Data supplied —
■ ■ ■ ■ ■ ■ ■

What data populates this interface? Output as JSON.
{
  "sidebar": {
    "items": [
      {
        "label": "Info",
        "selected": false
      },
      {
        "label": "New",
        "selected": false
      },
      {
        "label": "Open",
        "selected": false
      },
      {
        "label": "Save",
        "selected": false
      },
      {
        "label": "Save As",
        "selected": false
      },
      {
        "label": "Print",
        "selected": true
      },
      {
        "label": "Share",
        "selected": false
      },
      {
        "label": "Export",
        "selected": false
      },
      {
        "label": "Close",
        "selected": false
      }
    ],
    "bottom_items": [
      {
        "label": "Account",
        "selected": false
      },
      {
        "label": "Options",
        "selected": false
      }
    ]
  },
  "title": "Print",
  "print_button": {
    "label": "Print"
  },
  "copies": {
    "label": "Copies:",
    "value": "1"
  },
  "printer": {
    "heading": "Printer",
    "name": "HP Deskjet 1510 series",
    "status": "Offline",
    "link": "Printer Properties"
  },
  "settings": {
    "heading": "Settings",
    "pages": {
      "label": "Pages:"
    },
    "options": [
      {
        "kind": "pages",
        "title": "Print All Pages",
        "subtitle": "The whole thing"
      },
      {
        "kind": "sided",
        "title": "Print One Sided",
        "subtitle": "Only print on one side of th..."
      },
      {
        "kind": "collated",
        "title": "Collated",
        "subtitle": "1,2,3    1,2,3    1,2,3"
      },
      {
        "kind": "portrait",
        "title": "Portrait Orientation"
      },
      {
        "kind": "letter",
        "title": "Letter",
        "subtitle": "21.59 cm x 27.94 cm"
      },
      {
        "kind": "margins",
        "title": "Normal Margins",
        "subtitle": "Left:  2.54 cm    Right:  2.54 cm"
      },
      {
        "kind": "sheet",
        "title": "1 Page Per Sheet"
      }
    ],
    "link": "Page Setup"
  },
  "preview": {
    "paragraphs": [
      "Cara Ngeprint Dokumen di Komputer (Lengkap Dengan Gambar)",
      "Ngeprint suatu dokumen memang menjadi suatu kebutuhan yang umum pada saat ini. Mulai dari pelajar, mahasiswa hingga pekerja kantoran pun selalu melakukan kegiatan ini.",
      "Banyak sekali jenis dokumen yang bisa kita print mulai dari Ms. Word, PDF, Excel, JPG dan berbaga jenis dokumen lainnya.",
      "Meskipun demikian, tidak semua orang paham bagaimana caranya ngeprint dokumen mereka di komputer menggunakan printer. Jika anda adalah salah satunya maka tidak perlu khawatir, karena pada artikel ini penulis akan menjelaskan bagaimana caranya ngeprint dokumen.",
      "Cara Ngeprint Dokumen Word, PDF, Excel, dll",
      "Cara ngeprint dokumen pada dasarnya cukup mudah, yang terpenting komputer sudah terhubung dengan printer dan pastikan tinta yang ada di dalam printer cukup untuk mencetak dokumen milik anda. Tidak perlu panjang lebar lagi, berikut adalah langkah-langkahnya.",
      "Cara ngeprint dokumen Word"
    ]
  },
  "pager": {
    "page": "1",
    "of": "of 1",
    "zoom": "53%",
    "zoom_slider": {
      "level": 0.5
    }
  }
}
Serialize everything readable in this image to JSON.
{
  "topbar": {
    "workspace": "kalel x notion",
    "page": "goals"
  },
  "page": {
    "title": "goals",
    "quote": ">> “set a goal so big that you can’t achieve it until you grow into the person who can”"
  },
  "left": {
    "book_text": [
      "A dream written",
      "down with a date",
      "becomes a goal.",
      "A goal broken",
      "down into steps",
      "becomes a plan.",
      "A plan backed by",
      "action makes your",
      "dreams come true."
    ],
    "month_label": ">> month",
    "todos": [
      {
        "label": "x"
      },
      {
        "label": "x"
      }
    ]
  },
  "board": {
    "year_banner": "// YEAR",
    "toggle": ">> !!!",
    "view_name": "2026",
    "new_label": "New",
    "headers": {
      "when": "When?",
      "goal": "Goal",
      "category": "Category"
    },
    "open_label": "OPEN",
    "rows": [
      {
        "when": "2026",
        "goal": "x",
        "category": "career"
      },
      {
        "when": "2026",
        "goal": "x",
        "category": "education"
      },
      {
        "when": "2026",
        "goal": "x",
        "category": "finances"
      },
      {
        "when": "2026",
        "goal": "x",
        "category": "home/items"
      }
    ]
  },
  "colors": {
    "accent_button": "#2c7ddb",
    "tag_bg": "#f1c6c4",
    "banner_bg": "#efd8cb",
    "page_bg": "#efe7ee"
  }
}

■ ■ ■ ■ ■ ■ ■

Aim — Looking at the records above, report how many lines contain the word "subtitle". Answer with the number only.

Output of the task — 5